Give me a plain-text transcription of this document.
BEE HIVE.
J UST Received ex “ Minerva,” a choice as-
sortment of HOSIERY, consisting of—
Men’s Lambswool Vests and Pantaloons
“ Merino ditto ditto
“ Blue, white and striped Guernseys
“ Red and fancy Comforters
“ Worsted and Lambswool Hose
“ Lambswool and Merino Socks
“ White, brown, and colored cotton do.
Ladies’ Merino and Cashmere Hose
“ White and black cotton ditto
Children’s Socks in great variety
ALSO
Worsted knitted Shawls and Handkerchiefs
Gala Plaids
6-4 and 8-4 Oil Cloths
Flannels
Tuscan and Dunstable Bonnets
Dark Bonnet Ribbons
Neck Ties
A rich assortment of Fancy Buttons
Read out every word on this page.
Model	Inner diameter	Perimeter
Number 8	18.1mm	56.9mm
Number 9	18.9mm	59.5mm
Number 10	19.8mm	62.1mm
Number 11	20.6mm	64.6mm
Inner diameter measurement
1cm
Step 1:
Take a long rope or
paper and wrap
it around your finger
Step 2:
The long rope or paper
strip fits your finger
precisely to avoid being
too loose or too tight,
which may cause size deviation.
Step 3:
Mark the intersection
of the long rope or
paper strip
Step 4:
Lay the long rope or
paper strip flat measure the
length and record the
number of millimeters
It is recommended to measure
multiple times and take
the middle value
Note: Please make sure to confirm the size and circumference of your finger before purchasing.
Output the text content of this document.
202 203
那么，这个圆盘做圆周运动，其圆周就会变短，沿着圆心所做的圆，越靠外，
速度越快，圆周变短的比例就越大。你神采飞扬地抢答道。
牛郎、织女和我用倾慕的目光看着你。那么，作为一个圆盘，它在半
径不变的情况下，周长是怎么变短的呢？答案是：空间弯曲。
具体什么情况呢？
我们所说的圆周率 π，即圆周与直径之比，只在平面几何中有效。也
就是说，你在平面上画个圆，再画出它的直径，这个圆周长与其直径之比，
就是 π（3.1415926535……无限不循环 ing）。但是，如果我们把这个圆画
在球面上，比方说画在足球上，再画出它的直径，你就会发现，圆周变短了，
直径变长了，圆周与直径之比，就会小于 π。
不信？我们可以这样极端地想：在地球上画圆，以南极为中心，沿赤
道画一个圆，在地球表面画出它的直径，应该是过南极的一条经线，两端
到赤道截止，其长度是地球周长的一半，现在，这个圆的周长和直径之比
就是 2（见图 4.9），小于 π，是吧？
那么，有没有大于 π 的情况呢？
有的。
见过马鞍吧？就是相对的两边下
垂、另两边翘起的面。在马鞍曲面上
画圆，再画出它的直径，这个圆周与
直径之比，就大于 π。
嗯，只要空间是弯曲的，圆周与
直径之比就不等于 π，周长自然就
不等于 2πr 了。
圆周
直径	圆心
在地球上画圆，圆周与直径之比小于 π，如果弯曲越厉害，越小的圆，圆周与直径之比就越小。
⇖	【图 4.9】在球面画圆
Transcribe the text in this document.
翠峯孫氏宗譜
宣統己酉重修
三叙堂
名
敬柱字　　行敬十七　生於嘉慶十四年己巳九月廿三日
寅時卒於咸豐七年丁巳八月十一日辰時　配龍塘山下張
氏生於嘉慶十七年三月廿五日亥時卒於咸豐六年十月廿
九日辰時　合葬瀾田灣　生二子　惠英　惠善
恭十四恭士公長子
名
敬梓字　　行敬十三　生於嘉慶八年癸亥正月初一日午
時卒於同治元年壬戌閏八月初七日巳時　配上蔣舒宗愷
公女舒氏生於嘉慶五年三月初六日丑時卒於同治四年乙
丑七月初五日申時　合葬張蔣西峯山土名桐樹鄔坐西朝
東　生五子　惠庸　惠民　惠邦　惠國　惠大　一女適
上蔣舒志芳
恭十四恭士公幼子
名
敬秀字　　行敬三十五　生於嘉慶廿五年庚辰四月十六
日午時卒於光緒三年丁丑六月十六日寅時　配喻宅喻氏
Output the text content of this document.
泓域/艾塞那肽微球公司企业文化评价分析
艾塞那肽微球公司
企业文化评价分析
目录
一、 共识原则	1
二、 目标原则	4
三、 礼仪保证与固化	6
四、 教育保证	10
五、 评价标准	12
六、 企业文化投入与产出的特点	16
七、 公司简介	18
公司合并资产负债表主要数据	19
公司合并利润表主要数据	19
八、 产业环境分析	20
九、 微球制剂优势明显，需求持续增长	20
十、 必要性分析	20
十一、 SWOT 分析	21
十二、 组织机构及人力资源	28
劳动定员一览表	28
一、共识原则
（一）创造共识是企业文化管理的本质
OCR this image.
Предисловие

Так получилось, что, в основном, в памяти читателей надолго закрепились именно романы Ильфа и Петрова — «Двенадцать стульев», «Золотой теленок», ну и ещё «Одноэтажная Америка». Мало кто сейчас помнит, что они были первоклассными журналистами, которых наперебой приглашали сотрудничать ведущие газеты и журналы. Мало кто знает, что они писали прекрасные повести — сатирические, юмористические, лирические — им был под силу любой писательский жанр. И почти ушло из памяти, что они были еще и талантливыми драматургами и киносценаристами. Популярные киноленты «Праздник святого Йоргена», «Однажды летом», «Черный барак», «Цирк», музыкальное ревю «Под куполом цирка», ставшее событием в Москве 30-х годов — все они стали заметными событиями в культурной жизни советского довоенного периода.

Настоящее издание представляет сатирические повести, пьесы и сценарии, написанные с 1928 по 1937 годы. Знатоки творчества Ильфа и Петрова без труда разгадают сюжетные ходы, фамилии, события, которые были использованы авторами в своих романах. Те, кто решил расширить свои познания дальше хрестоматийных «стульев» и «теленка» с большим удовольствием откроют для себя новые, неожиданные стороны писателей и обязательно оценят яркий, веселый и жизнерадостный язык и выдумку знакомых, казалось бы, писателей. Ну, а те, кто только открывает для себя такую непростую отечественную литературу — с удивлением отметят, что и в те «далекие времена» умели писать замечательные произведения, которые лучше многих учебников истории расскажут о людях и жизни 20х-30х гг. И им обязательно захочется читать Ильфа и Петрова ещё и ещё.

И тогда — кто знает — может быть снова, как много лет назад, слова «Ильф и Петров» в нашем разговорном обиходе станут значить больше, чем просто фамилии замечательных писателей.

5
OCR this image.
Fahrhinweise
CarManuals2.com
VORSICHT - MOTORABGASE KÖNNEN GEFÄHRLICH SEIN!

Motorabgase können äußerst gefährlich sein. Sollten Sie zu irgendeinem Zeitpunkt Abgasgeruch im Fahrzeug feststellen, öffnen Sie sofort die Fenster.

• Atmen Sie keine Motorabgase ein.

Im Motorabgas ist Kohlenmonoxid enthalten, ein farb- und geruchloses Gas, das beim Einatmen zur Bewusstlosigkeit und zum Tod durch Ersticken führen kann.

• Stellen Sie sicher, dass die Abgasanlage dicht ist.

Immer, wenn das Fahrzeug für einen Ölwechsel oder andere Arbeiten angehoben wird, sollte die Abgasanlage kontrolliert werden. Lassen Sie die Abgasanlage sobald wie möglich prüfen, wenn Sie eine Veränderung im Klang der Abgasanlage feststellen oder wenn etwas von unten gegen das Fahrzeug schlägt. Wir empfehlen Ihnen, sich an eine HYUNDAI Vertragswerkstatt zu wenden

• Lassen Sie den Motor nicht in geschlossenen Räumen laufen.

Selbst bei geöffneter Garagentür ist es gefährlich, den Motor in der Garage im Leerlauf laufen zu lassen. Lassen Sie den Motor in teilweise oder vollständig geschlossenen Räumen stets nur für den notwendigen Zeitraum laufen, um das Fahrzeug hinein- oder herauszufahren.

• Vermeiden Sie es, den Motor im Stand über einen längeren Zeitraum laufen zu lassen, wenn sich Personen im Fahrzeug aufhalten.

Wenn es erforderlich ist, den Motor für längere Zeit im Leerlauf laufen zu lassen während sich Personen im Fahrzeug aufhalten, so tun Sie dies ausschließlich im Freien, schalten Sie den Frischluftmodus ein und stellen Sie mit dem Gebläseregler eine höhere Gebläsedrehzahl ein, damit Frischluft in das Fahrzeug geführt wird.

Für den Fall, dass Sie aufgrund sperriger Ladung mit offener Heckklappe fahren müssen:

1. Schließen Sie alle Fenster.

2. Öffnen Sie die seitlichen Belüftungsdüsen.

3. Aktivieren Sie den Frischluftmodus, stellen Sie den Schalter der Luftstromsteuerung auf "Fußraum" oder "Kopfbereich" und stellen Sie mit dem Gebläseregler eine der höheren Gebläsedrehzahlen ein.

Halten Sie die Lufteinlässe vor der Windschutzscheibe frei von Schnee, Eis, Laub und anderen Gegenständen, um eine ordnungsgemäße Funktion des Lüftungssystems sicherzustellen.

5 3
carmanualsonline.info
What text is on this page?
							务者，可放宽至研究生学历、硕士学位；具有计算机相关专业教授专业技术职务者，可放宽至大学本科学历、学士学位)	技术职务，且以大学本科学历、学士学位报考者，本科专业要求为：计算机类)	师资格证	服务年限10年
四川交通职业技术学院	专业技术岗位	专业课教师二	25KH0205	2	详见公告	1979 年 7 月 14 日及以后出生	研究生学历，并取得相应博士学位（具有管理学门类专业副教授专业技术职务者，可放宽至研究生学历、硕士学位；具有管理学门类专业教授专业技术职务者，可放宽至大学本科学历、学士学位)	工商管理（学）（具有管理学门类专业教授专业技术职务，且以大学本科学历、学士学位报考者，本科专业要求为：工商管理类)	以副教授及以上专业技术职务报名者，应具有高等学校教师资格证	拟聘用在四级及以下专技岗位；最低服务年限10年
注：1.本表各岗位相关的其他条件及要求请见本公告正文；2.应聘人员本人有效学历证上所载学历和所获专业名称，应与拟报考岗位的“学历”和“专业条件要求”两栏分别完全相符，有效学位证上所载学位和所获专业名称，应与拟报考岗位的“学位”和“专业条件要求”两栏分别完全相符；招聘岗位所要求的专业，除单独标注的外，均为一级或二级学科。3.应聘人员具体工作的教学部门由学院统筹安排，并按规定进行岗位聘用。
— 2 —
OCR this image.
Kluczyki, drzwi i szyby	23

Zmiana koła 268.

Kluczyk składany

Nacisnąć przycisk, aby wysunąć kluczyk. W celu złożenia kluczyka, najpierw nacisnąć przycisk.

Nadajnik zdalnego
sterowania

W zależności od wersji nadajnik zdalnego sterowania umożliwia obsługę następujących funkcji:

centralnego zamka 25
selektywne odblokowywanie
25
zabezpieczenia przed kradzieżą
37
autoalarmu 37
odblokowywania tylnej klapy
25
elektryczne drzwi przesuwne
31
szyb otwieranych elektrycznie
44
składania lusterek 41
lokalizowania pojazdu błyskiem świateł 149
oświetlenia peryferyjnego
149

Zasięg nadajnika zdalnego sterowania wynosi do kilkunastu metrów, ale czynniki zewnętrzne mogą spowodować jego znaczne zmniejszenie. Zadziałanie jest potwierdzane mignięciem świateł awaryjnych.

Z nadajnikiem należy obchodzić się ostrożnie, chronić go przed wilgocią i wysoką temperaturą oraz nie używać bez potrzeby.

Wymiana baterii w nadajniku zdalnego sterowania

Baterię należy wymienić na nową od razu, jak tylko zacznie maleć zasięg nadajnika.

============

> **Directions for this task**
Pick out each line that holds the string "在地球上画圆".

> **Worked answer**
不信？我们可以这样极端地想：在地球上画圆，以南极为中心，沿赤
在地球上画圆，圆周与直径之比小于 π，如果弯曲越厉害，越小的圆，圆周与直径之比就越小。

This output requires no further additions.